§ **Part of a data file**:
━━━━

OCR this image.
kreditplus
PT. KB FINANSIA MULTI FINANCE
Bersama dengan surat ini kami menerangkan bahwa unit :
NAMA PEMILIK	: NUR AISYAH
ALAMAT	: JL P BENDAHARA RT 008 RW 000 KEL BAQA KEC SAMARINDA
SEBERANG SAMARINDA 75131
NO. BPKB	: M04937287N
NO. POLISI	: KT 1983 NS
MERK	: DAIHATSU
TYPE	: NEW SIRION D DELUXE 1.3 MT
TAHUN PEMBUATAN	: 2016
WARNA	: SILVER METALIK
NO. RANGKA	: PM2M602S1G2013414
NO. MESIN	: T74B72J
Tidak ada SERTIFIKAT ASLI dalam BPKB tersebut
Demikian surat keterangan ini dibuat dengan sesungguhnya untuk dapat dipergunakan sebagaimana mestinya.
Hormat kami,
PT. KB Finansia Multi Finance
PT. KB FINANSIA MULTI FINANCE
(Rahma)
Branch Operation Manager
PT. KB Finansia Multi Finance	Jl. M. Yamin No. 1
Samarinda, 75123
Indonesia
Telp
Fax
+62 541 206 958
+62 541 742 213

━━━━

§ **Description of the task**: Repeat all of the entries exactly.

§ **Solution to this exercise**:
OCR this image.
kreditplus
PT. KB FINANSIA MULTI FINANCE
Bersama dengan surat ini kami menerangkan bahwa unit :
NAMA PEMILIK	: NUR AISYAH
ALAMAT	: JL P BENDAHARA RT 008 RW 000 KEL BAQA KEC SAMARINDA
SEBERANG SAMARINDA 75131
NO. BPKB	: M04937287N
NO. POLISI	: KT 1983 NS
MERK	: DAIHATSU
TYPE	: NEW SIRION D DELUXE 1.3 MT
TAHUN PEMBUATAN	: 2016
WARNA	: SILVER METALIK
NO. RANGKA	: PM2M602S1G2013414
NO. MESIN	: T74B72J
Tidak ada SERTIFIKAT ASLI dalam BPKB tersebut
Demikian surat keterangan ini dibuat dengan sesungguhnya untuk dapat dipergunakan sebagaimana mestinya.
Hormat kami,
PT. KB Finansia Multi Finance
PT. KB FINANSIA MULTI FINANCE
(Rahma)
Branch Operation Manager
PT. KB Finansia Multi Finance	Jl. M. Yamin No. 1
Samarinda, 75123
Indonesia
Telp
Fax
+62 541 206 958
+62 541 742 213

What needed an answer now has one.